PROMPT:
Filter the listing below, copying every line in which the word "alte" appears.

SUPPLIED ENTRIES:
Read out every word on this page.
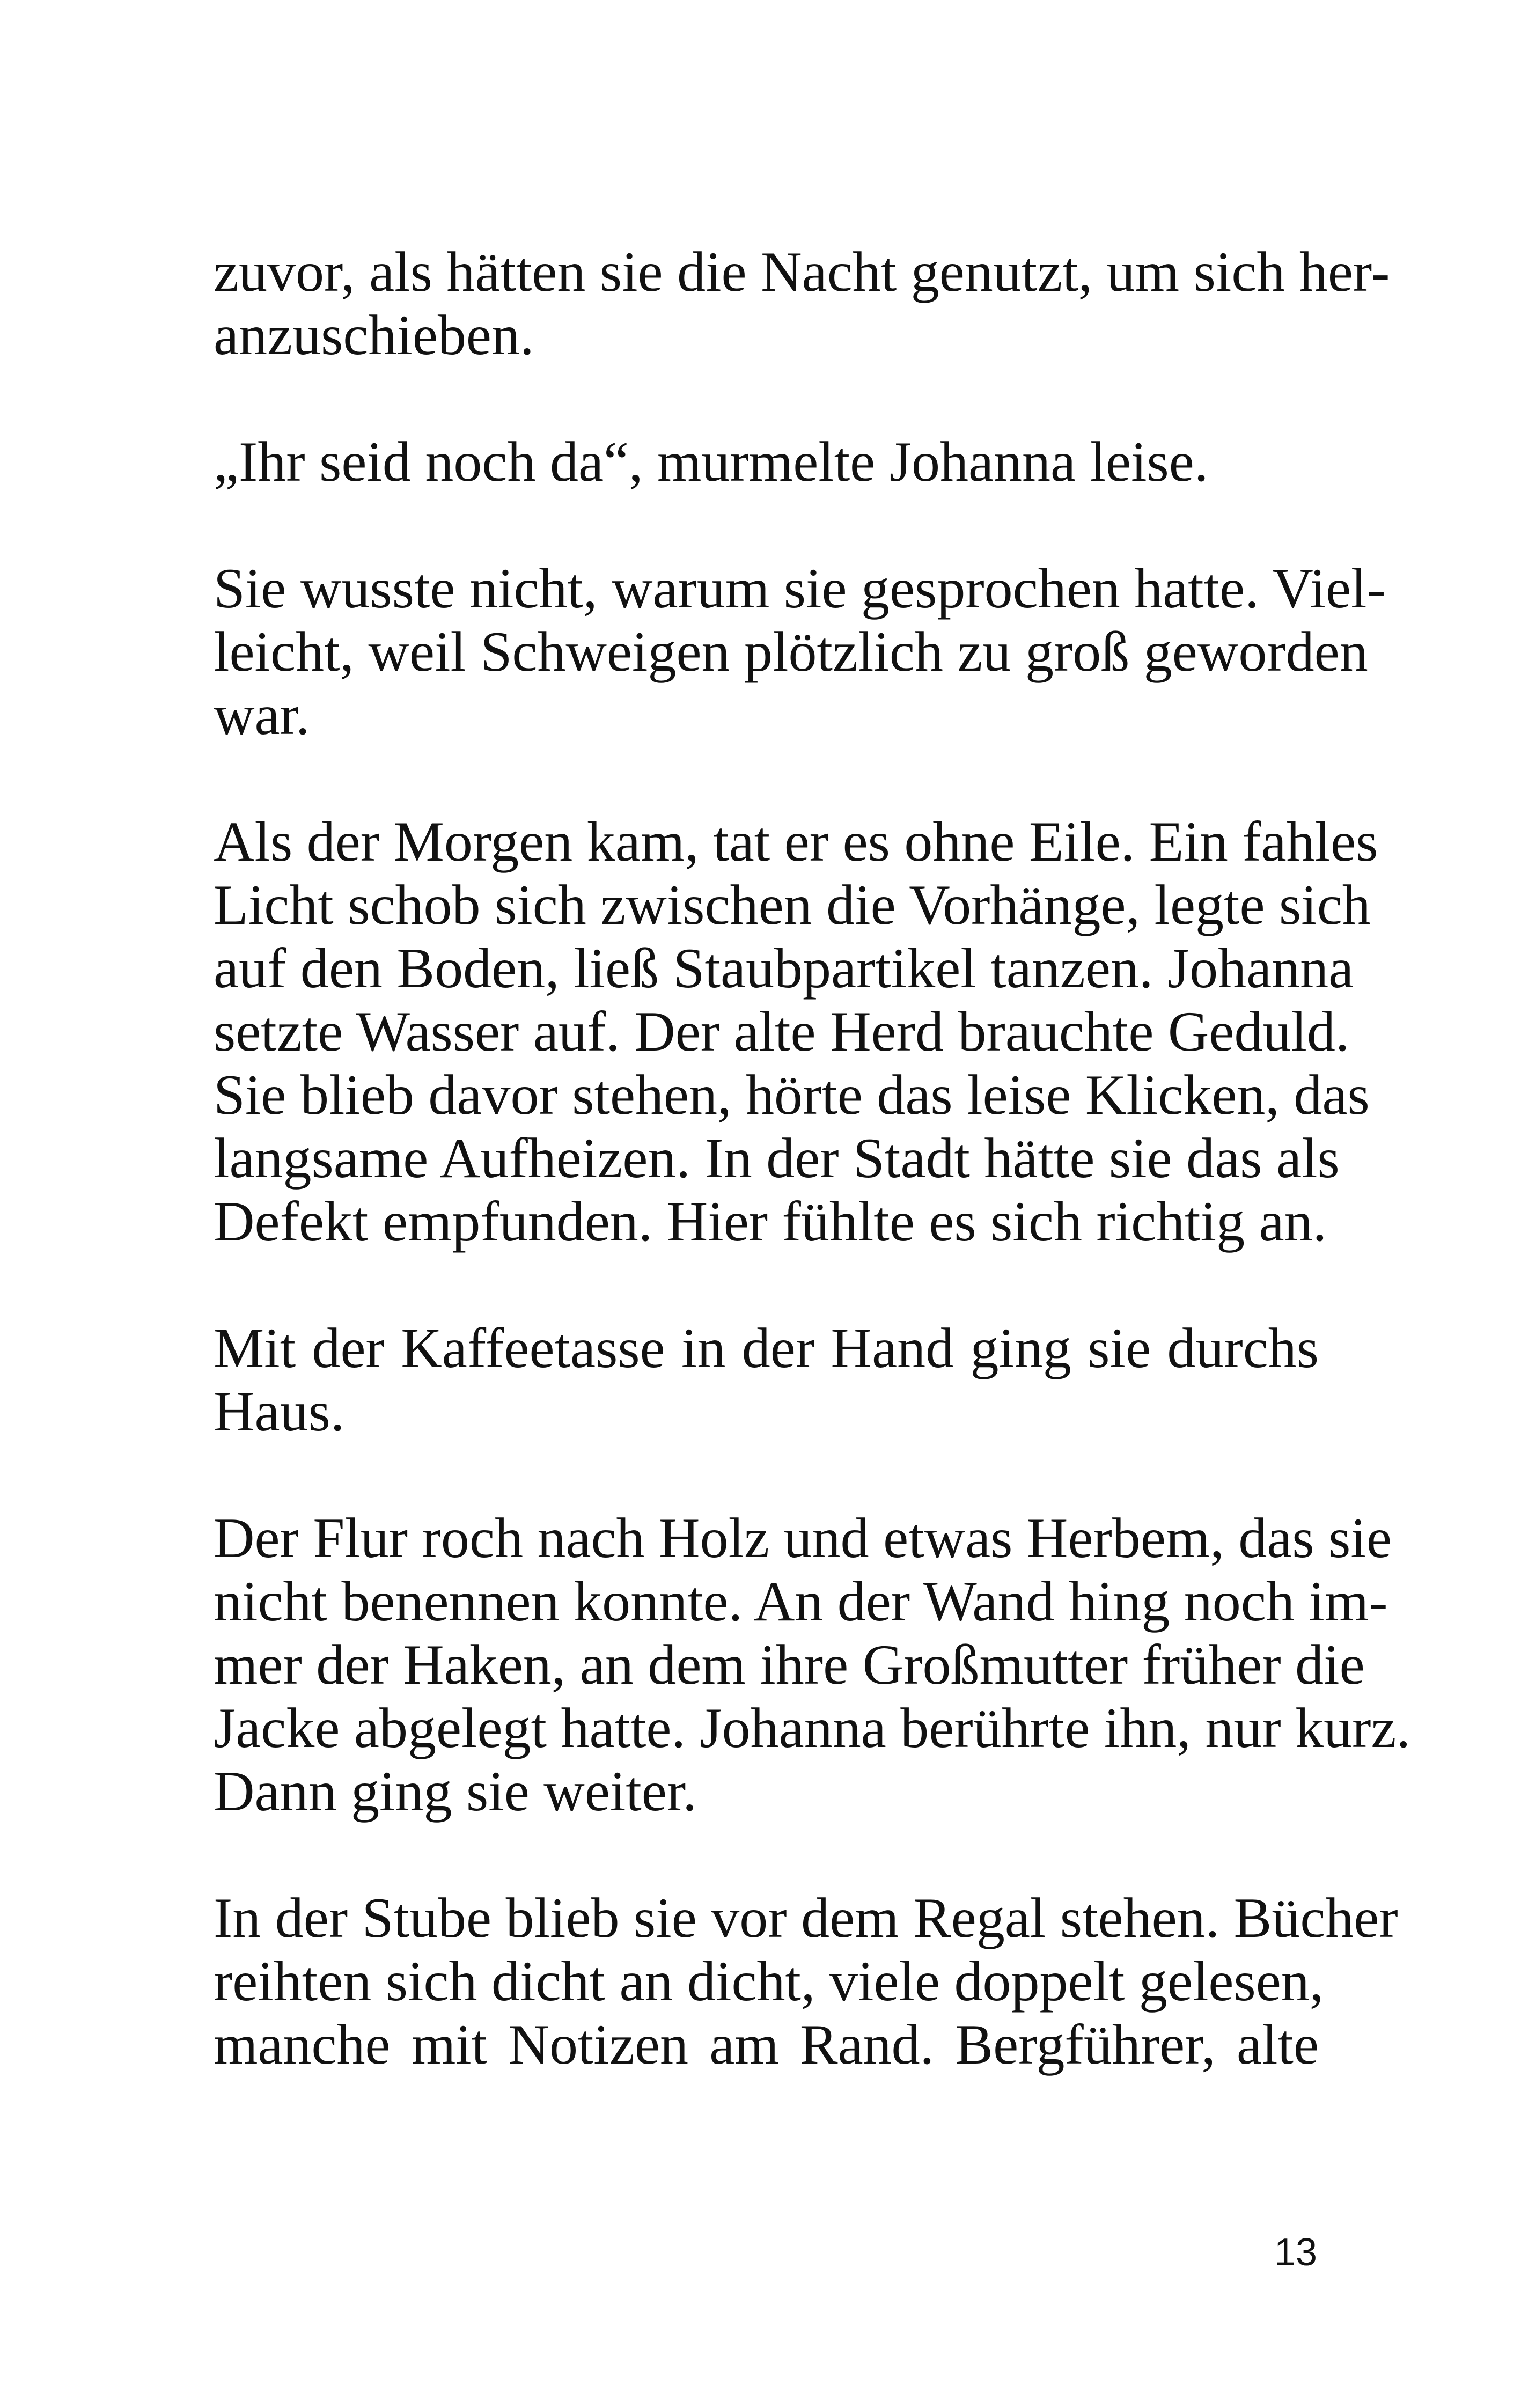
zuvor, als hätten sie die Nacht genutzt, um sich her-
anzuschieben.
„Ihr seid noch da“, murmelte Johanna leise.
Sie wusste nicht, warum sie gesprochen hatte. Viel-
leicht, weil Schweigen plötzlich zu groß geworden
war.
Als der Morgen kam, tat er es ohne Eile. Ein fahles
Licht schob sich zwischen die Vorhänge, legte sich
auf den Boden, ließ Staubpartikel tanzen. Johanna
setzte Wasser auf. Der alte Herd brauchte Geduld.
Sie blieb davor stehen, hörte das leise Klicken, das
langsame Aufheizen. In der Stadt hätte sie das als
Defekt empfunden. Hier fühlte es sich richtig an.
Mit der Kaffeetasse in der Hand ging sie durchs
Haus.
Der Flur roch nach Holz und etwas Herbem, das sie
nicht benennen konnte. An der Wand hing noch im-
mer der Haken, an dem ihre Großmutter früher die
Jacke abgelegt hatte. Johanna berührte ihn, nur kurz.
Dann ging sie weiter.
In der Stube blieb sie vor dem Regal stehen. Bücher
reihten sich dicht an dicht, viele doppelt gelesen,
manche mit Notizen am Rand. Bergführer, alte
13
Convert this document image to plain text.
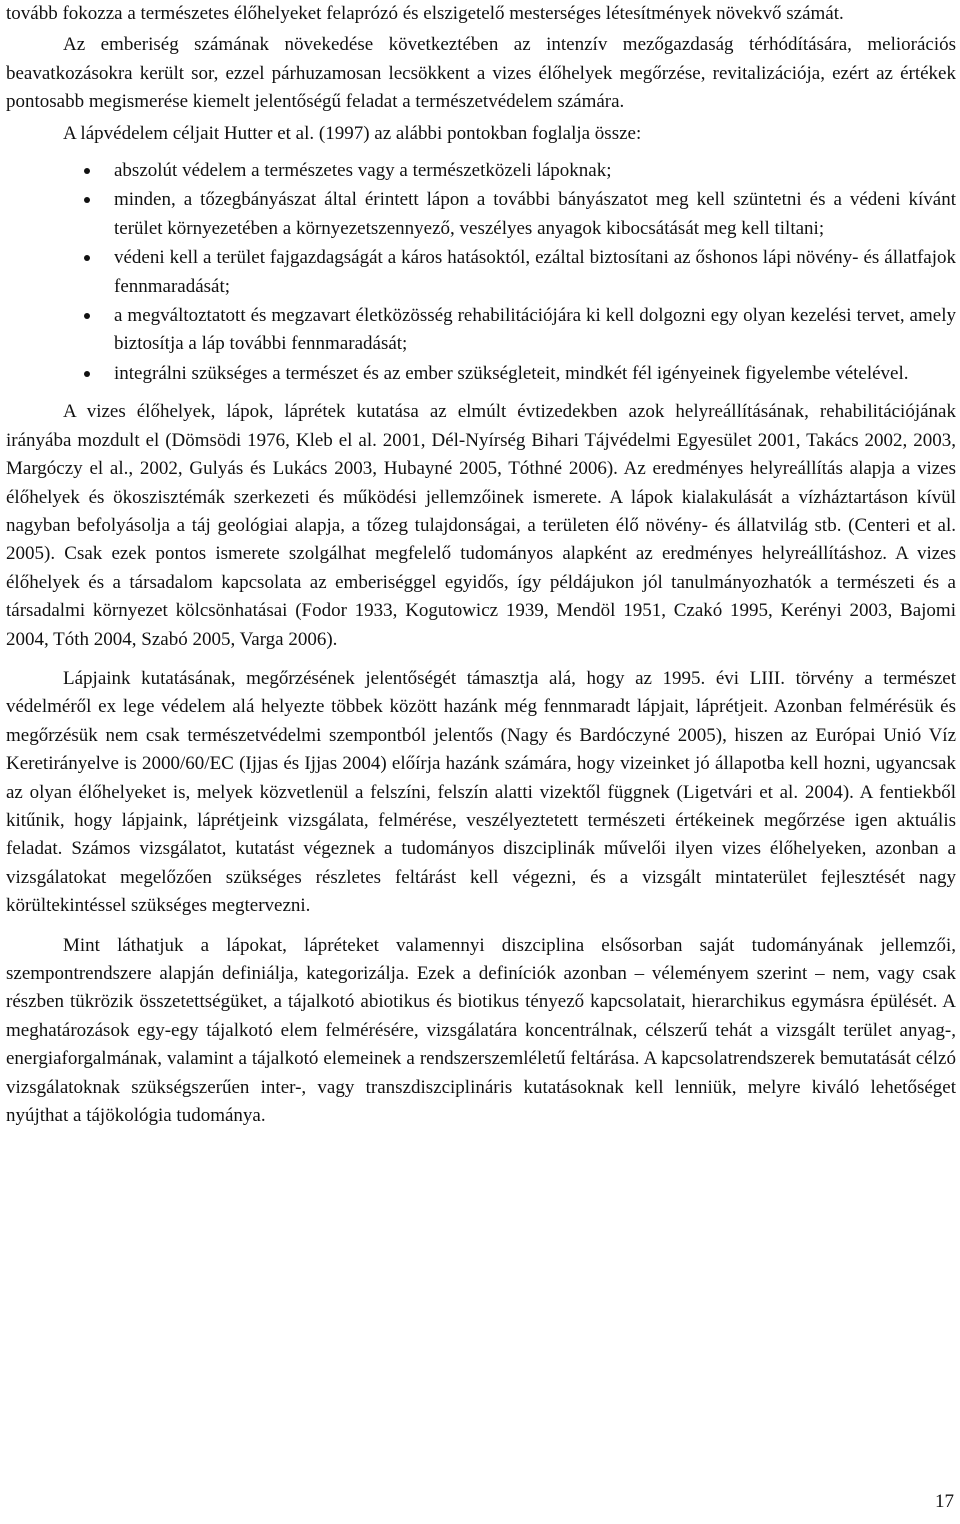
tovább fokozza a természetes élőhelyeket felaprózó és elszigetelő mesterséges létesítmények növekvő számát.

Az emberiség számának növekedése következtében az intenzív mezőgazdaság térhódítására, meliorációs beavatkozásokra került sor, ezzel párhuzamosan lecsökkent a vizes élőhelyek megőrzése, revitalizációja, ezért az értékek pontosabb megismerése kiemelt jelentőségű feladat a természetvédelem számára.

A lápvédelem céljait Hutter et al. (1997) az alábbi pontokban foglalja össze:

abszolút védelem a természetes vagy a természetközeli lápoknak;
minden, a tőzegbányászat által érintett lápon a további bányászatot meg kell szüntetni és a védeni kívánt terület környezetében a környezetszennyező, veszélyes anyagok kibocsátását meg kell tiltani;
védeni kell a terület fajgazdagságát a káros hatásoktól, ezáltal biztosítani az őshonos lápi növény- és állatfajok fennmaradását;
a megváltoztatott és megzavart életközösség rehabilitációjára ki kell dolgozni egy olyan kezelési tervet, amely biztosítja a láp további fennmaradását;
integrálni szükséges a természet és az ember szükségleteit, mindkét fél igényeinek figyelembe vételével.

A vizes élőhelyek, lápok, láprétek kutatása az elmúlt évtizedekben azok helyreállításának, rehabilitációjának irányába mozdult el (Dömsödi 1976, Kleb el al. 2001, Dél-Nyírség Bihari Tájvédelmi Egyesület 2001, Takács 2002, 2003, Margóczy el al., 2002, Gulyás és Lukács 2003, Hubayné 2005, Tóthné 2006). Az eredményes helyreállítás alapja a vizes élőhelyek és ökoszisztémák szerkezeti és működési jellemzőinek ismerete. A lápok kialakulását a vízháztartáson kívül nagyban befolyásolja a táj geológiai alapja, a tőzeg tulajdonságai, a területen élő növény- és állatvilág stb. (Centeri et al. 2005). Csak ezek pontos ismerete szolgálhat megfelelő tudományos alapként az eredményes helyreállításhoz. A vizes élőhelyek és a társadalom kapcsolata az emberiséggel egyidős, így példájukon jól tanulmányozhatók a természeti és a társadalmi környezet kölcsönhatásai (Fodor 1933, Kogutowicz 1939, Mendöl 1951, Czakó 1995, Kerényi 2003, Bajomi 2004, Tóth 2004, Szabó 2005, Varga 2006).

Lápjaink kutatásának, megőrzésének jelentőségét támasztja alá, hogy az 1995. évi LIII. törvény a természet védelméről ex lege védelem alá helyezte többek között hazánk még fennmaradt lápjait, láprétjeit. Azonban felmérésük és megőrzésük nem csak természetvédelmi szempontból jelentős (Nagy és Bardóczyné 2005), hiszen az Európai Unió Víz Keretirányelve is 2000/60/EC (Ijjas és Ijjas 2004) előírja hazánk számára, hogy vizeinket jó állapotba kell hozni, ugyancsak az olyan élőhelyeket is, melyek közvetlenül a felszíni, felszín alatti vizektől függnek (Ligetvári et al. 2004). A fentiekből kitűnik, hogy lápjaink, láprétjeink vizsgálata, felmérése, veszélyeztetett természeti értékeinek megőrzése igen aktuális feladat. Számos vizsgálatot, kutatást végeznek a tudományos diszciplinák művelői ilyen vizes élőhelyeken, azonban a vizsgálatokat megelőzően szükséges részletes feltárást kell végezni, és a vizsgált mintaterület fejlesztését nagy körültekintéssel szükséges megtervezni.

Mint láthatjuk a lápokat, lápréteket valamennyi diszciplina elsősorban saját tudományának jellemzői, szempontrendszere alapján definiálja, kategorizálja. Ezek a definíciók azonban – véleményem szerint – nem, vagy csak részben tükrözik összetettségüket, a tájalkotó abiotikus és biotikus tényező kapcsolatait, hierarchikus egymásra épülését. A meghatározások egy-egy tájalkotó elem felmérésére, vizsgálatára koncentrálnak, célszerű tehát a vizsgált terület anyag-, energiaforgalmának, valamint a tájalkotó elemeinek a rendszerszemléletű feltárása. A kapcsolatrendszerek bemutatását célzó vizsgálatoknak szükségszerűen inter-, vagy transzdiszciplináris kutatásoknak kell lenniük, melyre kiváló lehetőséget nyújthat a tájökológia tudománya.

17
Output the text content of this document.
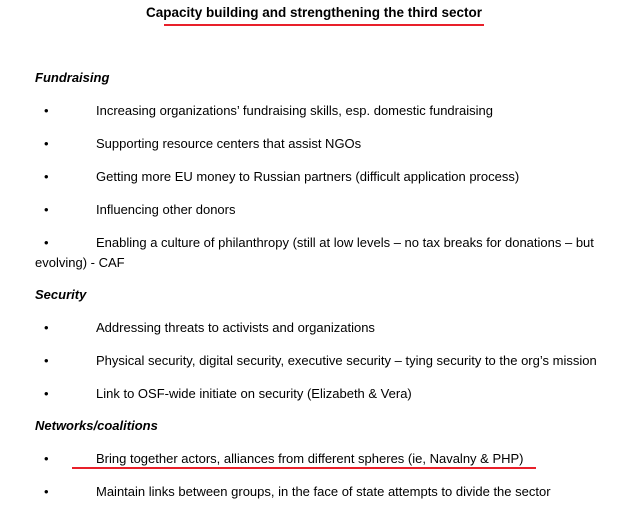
Capacity building and strengthening the third sector
Fundraising
•	Increasing organizations’ fundraising skills, esp. domestic fundraising
•	Supporting resource centers that assist NGOs
•	Getting more EU money to Russian partners (difficult application process)
•	Influencing other donors
•	Enabling a culture of philanthropy (still at low levels – no tax breaks for donations – but
evolving) - CAF
Security
•	Addressing threats to activists and organizations
•	Physical security, digital security, executive security – tying security to the org’s mission
•	Link to OSF-wide initiate on security (Elizabeth & Vera)
Networks/coalitions
•	Bring together actors, alliances from different spheres (ie, Navalny & PHP)
•	Maintain links between groups, in the face of state attempts to divide the sector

RESPONSE:
setzte Wasser auf. Der alte Herd brauchte Geduld.
manche mit Notizen am Rand. Bergführer, alte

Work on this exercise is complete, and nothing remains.